-- start EXERCISE MATERIALS --

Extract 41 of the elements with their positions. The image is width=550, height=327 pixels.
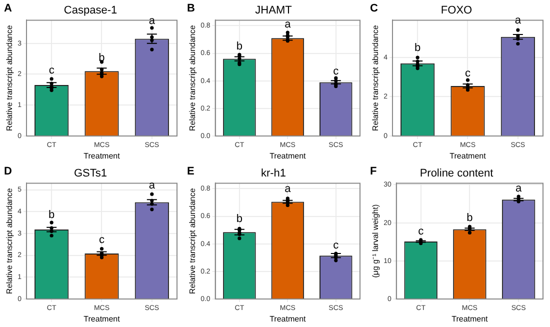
annotation: c	[464, 68, 471, 80]
x-axis-title: Treatment	[270, 314, 307, 324]
chart-title: FOXO	[440, 4, 473, 17]
x-axis-title: Treatment	[450, 151, 487, 160]
annotation: b	[48, 208, 55, 221]
text: E	[187, 166, 194, 178]
annotation: a	[516, 182, 522, 194]
x-axis-title: Treatment	[84, 314, 121, 324]
y-axis-title: (μg g⁻¹ larval weight)	[371, 204, 380, 278]
annotation: a	[284, 18, 292, 30]
x-axis-title: Treatment	[84, 151, 121, 160]
annotation: a	[148, 14, 156, 27]
y-axis-title: Relative transcript abundance	[5, 188, 14, 294]
text: D	[4, 166, 12, 178]
chart-title: Caspase-1	[64, 4, 118, 17]
annotation: c	[333, 239, 340, 252]
y-axis-title: Relative transcript abundance	[188, 188, 198, 294]
chart-title: kr-h1	[260, 168, 286, 180]
y-axis-title: Relative transcript abundance	[5, 24, 14, 132]
annotation: c	[418, 225, 424, 238]
annotation: c	[333, 65, 340, 78]
annotation: a	[284, 182, 292, 195]
chart-title: Proline content	[420, 168, 494, 180]
x-axis-title: Treatment	[270, 151, 307, 160]
annotation: b	[236, 213, 243, 226]
chart-title: JHAMT	[255, 4, 292, 17]
text: A	[4, 2, 12, 15]
annotation: c	[48, 64, 55, 76]
annotation: c	[98, 234, 105, 246]
x-axis-title: Treatment	[452, 314, 489, 324]
y-axis-title: Relative transcript abundance	[371, 24, 380, 132]
annotation: a	[148, 179, 156, 192]
annotation: b	[414, 42, 421, 54]
text: C	[370, 2, 378, 15]
chart-title: GSTs1	[74, 168, 108, 180]
text: B	[187, 2, 195, 15]
annotation: b	[236, 40, 243, 52]
annotation: b	[466, 212, 473, 224]
y-axis-title: Relative transcript abundance	[188, 24, 198, 132]
text: F	[370, 166, 377, 178]
annotation: a	[514, 14, 522, 27]
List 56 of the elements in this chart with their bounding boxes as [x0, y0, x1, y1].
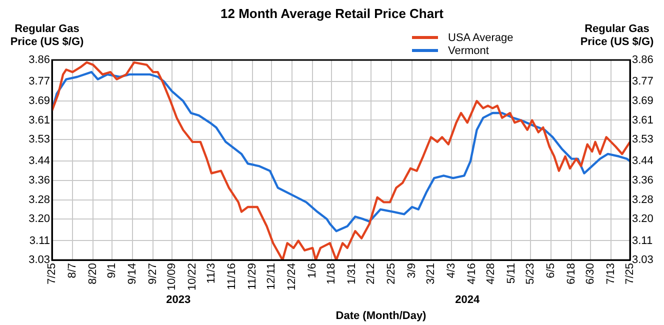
x-tick-label: 8/20	[87, 263, 100, 284]
y2-tick-label: 3.69	[632, 94, 654, 107]
text: 2024	[455, 294, 480, 306]
x-tick-label: 3/9	[406, 263, 418, 278]
x-tick-label: 6/5	[545, 263, 558, 278]
x-tick-label: 4/16	[466, 263, 478, 284]
x-tick-label: 11/3	[206, 263, 218, 284]
x-tick-label: 9/14	[126, 263, 139, 284]
y-tick-label: 3.28	[28, 194, 50, 206]
y2-tick-label: 3.61	[632, 114, 654, 126]
legend-label: USA Average	[448, 32, 514, 44]
y-tick-label: 3.86	[28, 54, 50, 66]
x-tick-label: 5/23	[524, 263, 537, 284]
y-tick-label: 3.36	[28, 174, 50, 187]
x-tick-label: 1/6	[306, 263, 319, 278]
y-tick-label: 3.61	[28, 114, 50, 126]
y2-tick-label: 3.11	[632, 234, 653, 247]
y2-tick-label: 3.20	[632, 213, 654, 226]
x-tick-label: 3/21	[425, 263, 438, 284]
y2-tick-label: 3.53	[632, 134, 654, 146]
x-tick-label: 2/12	[365, 263, 378, 284]
y-tick-label: 3.77	[28, 76, 50, 88]
x-tick-label: 6/30	[584, 263, 597, 284]
y-tick-label: 3.53	[28, 134, 50, 146]
x-tick-label: 11/29	[246, 263, 259, 290]
y2-tick-label: 3.36	[632, 174, 654, 187]
x-tick-label: 1/18	[326, 263, 338, 284]
y2-axis-title: Regular Gas Price (US $/G)	[579, 23, 655, 49]
y-tick-label: 3.44	[28, 155, 50, 168]
x-tick-label: 10/09	[166, 263, 178, 291]
legend-label: Vermont	[448, 44, 489, 56]
x-tick-label: 4/28	[485, 263, 498, 284]
x-tick-label: 9/1	[106, 263, 118, 278]
x-tick-label: 12/24	[286, 263, 298, 291]
x-tick-label: 8/7	[66, 263, 79, 278]
chart-title: 12 Month Average Retail Price Chart	[220, 6, 444, 21]
x-tick-label: 1/31	[346, 263, 358, 284]
x-tick-label: 5/11	[506, 263, 518, 284]
y2-tick-label: 3.86	[632, 54, 654, 66]
x-tick-label: 10/22	[186, 263, 199, 291]
y-tick-label: 3.69	[28, 94, 50, 107]
x-tick-label: 4/3	[446, 263, 458, 278]
y2-tick-label: 3.77	[632, 76, 654, 88]
x-tick-label: 6/18	[566, 263, 578, 284]
x-tick-label: 11/16	[226, 263, 238, 290]
y2-tick-label: 3.44	[632, 155, 654, 168]
y2-tick-label: 3.28	[632, 194, 654, 206]
y-tick-label: 3.20	[28, 213, 50, 226]
x-axis-title: Date (Month/Day)	[336, 310, 427, 322]
y-tick-label: 3.11	[29, 234, 50, 247]
x-tick-label: 7/13	[605, 263, 618, 284]
y-axis-title: Regular Gas Price (US $/G)	[9, 23, 85, 49]
x-tick-label: 9/27	[147, 263, 160, 284]
x-tick-label: 2/25	[386, 263, 398, 284]
x-tick-label: 12/11	[266, 263, 278, 290]
text: 2023	[166, 294, 191, 306]
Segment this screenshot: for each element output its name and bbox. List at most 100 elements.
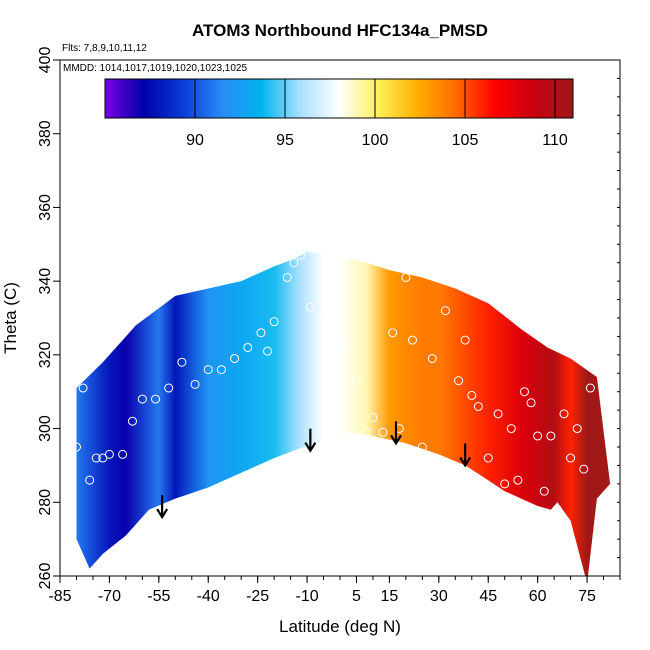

-- end EXERCISE MATERIALS --

Rewrite all of the material above as a numbered list with one line per entry. Skip blank lines and leave out the pictures.

- SOLUTION BELOW -
1. Extract 41 of the elements with their positions. The image is width=550, height=327 pixels.
2. annotation: c	[464, 68, 471, 80]
3. x-axis-title: Treatment	[270, 314, 307, 324]
4. chart-title: FOXO	[440, 4, 473, 17]
5. x-axis-title: Treatment	[450, 151, 487, 160]
6. annotation: b	[48, 208, 55, 221]
7. text: E	[187, 166, 194, 178]
8. annotation: a	[516, 182, 522, 194]
9. x-axis-title: Treatment	[84, 314, 121, 324]
10. y-axis-title: (μg g⁻¹ larval weight)	[371, 204, 380, 278]
11. annotation: a	[284, 18, 292, 30]
12. x-axis-title: Treatment	[84, 151, 121, 160]
13. annotation: a	[148, 14, 156, 27]
14. y-axis-title: Relative transcript abundance	[5, 188, 14, 294]
15. text: D	[4, 166, 12, 178]
16. chart-title: Caspase-1	[64, 4, 118, 17]
17. annotation: c	[333, 239, 340, 252]
18. y-axis-title: Relative transcript abundance	[188, 188, 198, 294]
19. chart-title: kr-h1	[260, 168, 286, 180]
20. y-axis-title: Relative transcript abundance	[5, 24, 14, 132]
21. annotation: c	[418, 225, 424, 238]
22. annotation: c	[333, 65, 340, 78]
23. annotation: a	[284, 182, 292, 195]
24. chart-title: Proline content	[420, 168, 494, 180]
25. x-axis-title: Treatment	[270, 151, 307, 160]
26. annotation: b	[236, 213, 243, 226]
27. chart-title: JHAMT	[255, 4, 292, 17]
28. text: A	[4, 2, 12, 15]
29. annotation: c	[48, 64, 55, 76]
30. annotation: c	[98, 234, 105, 246]
31. x-axis-title: Treatment	[452, 314, 489, 324]
32. y-axis-title: Relative transcript abundance	[371, 24, 380, 132]
33. annotation: a	[148, 179, 156, 192]
34. annotation: b	[414, 42, 421, 54]
35. text: C	[370, 2, 378, 15]
36. chart-title: GSTs1	[74, 168, 108, 180]
37. text: B	[187, 2, 195, 15]
38. annotation: b	[236, 40, 243, 52]
39. annotation: b	[466, 212, 473, 224]
40. y-axis-title: Relative transcript abundance	[188, 24, 198, 132]
41. text: F	[370, 166, 377, 178]
42. annotation: a	[514, 14, 522, 27]
43. List 56 of the elements in this chart with their bounding boxes as [x0, y0, x1, y1].
44. x-tick-label: 8/20	[87, 263, 100, 284]
45. y2-tick-label: 3.69	[632, 94, 654, 107]
46. text: 2024	[455, 294, 480, 306]
47. x-tick-label: 3/9	[406, 263, 418, 278]
48. x-tick-label: 6/5	[545, 263, 558, 278]
49. x-tick-label: 4/16	[466, 263, 478, 284]
50. x-tick-label: 11/3	[206, 263, 218, 284]
51. x-tick-label: 9/14	[126, 263, 139, 284]
52. y-tick-label: 3.28	[28, 194, 50, 206]
53. y2-tick-label: 3.61	[632, 114, 654, 126]
54. legend-label: USA Average	[448, 32, 514, 44]
55. y-tick-label: 3.86	[28, 54, 50, 66]
56. x-tick-label: 5/23	[524, 263, 537, 284]
57. y-tick-label: 3.36	[28, 174, 50, 187]
58. x-tick-label: 1/6	[306, 263, 319, 278]
59. y-tick-label: 3.61	[28, 114, 50, 126]
60. y2-tick-label: 3.11	[632, 234, 653, 247]
61. y2-tick-label: 3.20	[632, 213, 654, 226]
62. x-tick-label: 3/21	[425, 263, 438, 284]
63. y2-tick-label: 3.53	[632, 134, 654, 146]
64. x-tick-label: 2/12	[365, 263, 378, 284]
65. y-tick-label: 3.77	[28, 76, 50, 88]
66. x-tick-label: 6/30	[584, 263, 597, 284]
67. y-tick-label: 3.53	[28, 134, 50, 146]
68. x-tick-label: 11/29	[246, 263, 259, 290]
69. y2-tick-label: 3.36	[632, 174, 654, 187]
70. x-tick-label: 1/18	[326, 263, 338, 284]
71. y2-axis-title: Regular Gas Price (US $/G)	[579, 23, 655, 49]
72. y-tick-label: 3.44	[28, 155, 50, 168]
73. x-tick-label: 10/09	[166, 263, 178, 291]
74. legend-label: Vermont	[448, 44, 489, 56]
75. x-tick-label: 4/28	[485, 263, 498, 284]
76. x-tick-label: 9/1	[106, 263, 118, 278]
77. x-tick-label: 12/24	[286, 263, 298, 291]
78. x-tick-label: 8/7	[66, 263, 79, 278]
79. chart-title: 12 Month Average Retail Price Chart	[220, 6, 444, 21]
80. x-tick-label: 1/31	[346, 263, 358, 284]
81. x-tick-label: 5/11	[506, 263, 518, 284]
82. y2-tick-label: 3.86	[632, 54, 654, 66]
83. x-tick-label: 10/22	[186, 263, 199, 291]
84. y-tick-label: 3.69	[28, 94, 50, 107]
85. x-tick-label: 4/3	[446, 263, 458, 278]
86. y2-tick-label: 3.77	[632, 76, 654, 88]
87. x-tick-label: 6/18	[566, 263, 578, 284]
88. x-tick-label: 11/16	[226, 263, 238, 290]
89. y2-tick-label: 3.44	[632, 155, 654, 168]
90. y2-tick-label: 3.28	[632, 194, 654, 206]
91. y-tick-label: 3.20	[28, 213, 50, 226]
92. x-axis-title: Date (Month/Day)	[336, 310, 427, 322]
93. y-tick-label: 3.11	[29, 234, 50, 247]
94. x-tick-label: 7/13	[605, 263, 618, 284]
95. y-axis-title: Regular Gas Price (US $/G)	[9, 23, 85, 49]
96. x-tick-label: 9/27	[147, 263, 160, 284]
97. x-tick-label: 2/25	[386, 263, 398, 284]
98. x-tick-label: 12/11	[266, 263, 278, 290]
99. text: 2023	[166, 294, 191, 306]
100. Segment this screenshot: for each element output its name and bbox. List at most 100 elements.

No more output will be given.